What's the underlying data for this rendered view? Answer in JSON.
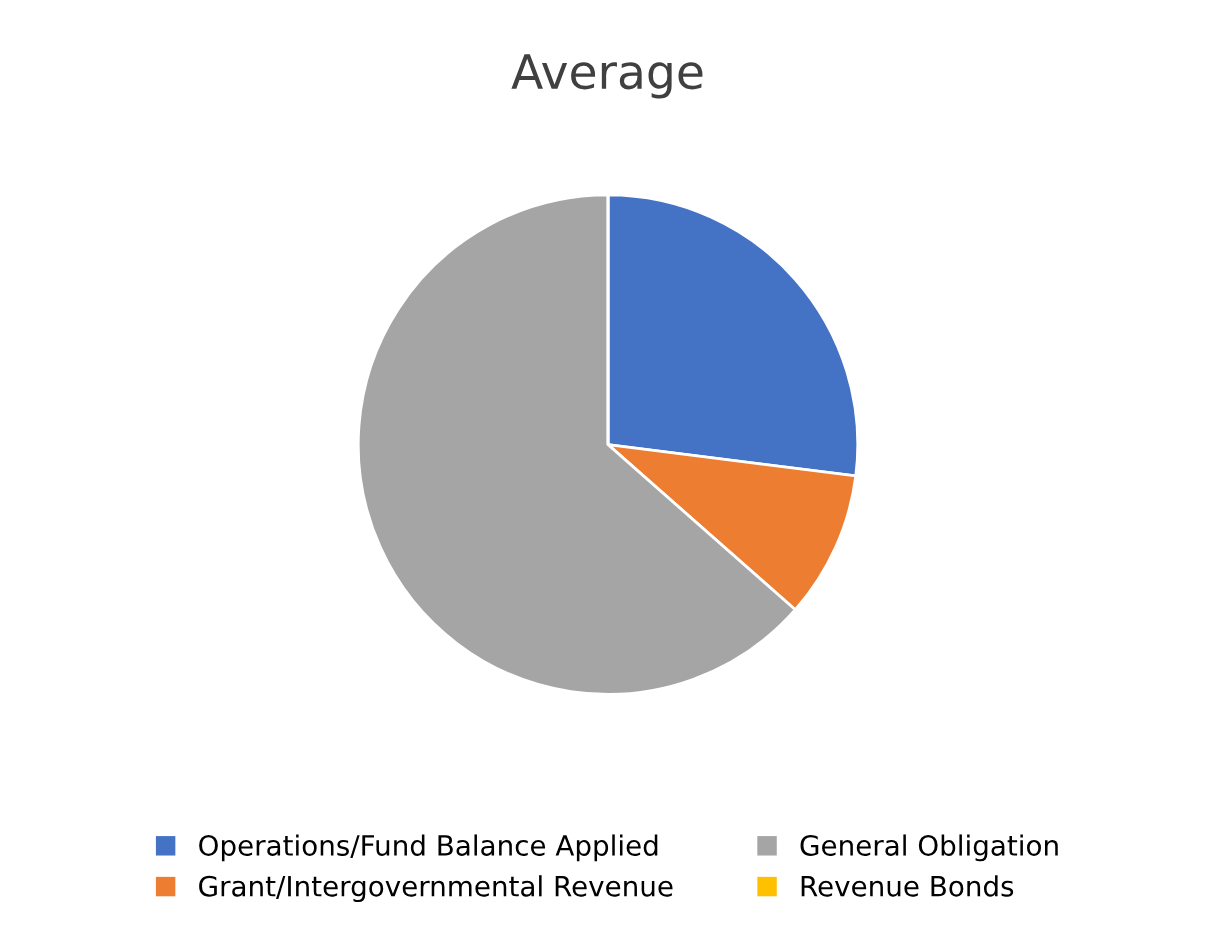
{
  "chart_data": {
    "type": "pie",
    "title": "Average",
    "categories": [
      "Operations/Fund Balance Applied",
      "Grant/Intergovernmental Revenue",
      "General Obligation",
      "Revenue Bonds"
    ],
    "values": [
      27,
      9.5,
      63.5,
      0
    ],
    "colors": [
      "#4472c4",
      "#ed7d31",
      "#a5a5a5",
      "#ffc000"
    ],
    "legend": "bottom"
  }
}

- - - - - - -

# Written request
Copy the entries exactly. Leave out the images.

# Output for this task
What's the underlying data for this rendered view? Answer in JSON.
{
  "chart_data": {
    "type": "pie",
    "title": "Average",
    "categories": [
      "Operations/Fund Balance Applied",
      "Grant/Intergovernmental Revenue",
      "General Obligation",
      "Revenue Bonds"
    ],
    "values": [
      27,
      9.5,
      63.5,
      0
    ],
    "colors": [
      "#4472c4",
      "#ed7d31",
      "#a5a5a5",
      "#ffc000"
    ],
    "legend": "bottom"
  }
}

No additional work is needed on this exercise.